### GIVEN REQUEST:
Write out every entry exactly as it stands.

* Start INFORMATION SHOWN *

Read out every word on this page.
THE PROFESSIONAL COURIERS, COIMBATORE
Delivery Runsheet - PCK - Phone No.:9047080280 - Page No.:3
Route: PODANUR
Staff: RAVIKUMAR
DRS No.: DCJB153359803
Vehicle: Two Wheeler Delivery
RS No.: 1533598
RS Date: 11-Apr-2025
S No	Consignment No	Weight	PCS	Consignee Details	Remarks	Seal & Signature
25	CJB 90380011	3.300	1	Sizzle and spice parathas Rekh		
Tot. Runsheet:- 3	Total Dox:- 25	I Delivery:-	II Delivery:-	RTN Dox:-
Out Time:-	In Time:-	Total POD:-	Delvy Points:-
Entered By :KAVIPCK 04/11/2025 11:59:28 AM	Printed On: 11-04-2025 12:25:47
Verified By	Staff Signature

* End INFORMATION SHOWN *

### CORRECT ANSWER:
Read out every word on this page.
THE PROFESSIONAL COURIERS, COIMBATORE
Delivery Runsheet - PCK - Phone No.:9047080280 - Page No.:3
Route: PODANUR
Staff: RAVIKUMAR
DRS No.: DCJB153359803
Vehicle: Two Wheeler Delivery
RS No.: 1533598
RS Date: 11-Apr-2025
S No	Consignment No	Weight	PCS	Consignee Details	Remarks	Seal & Signature
25	CJB 90380011	3.300	1	Sizzle and spice parathas Rekh		
Tot. Runsheet:- 3	Total Dox:- 25	I Delivery:-	II Delivery:-	RTN Dox:-
Out Time:-	In Time:-	Total POD:-	Delvy Points:-
Entered By :KAVIPCK 04/11/2025 11:59:28 AM	Printed On: 11-04-2025 12:25:47
Verified By	Staff Signature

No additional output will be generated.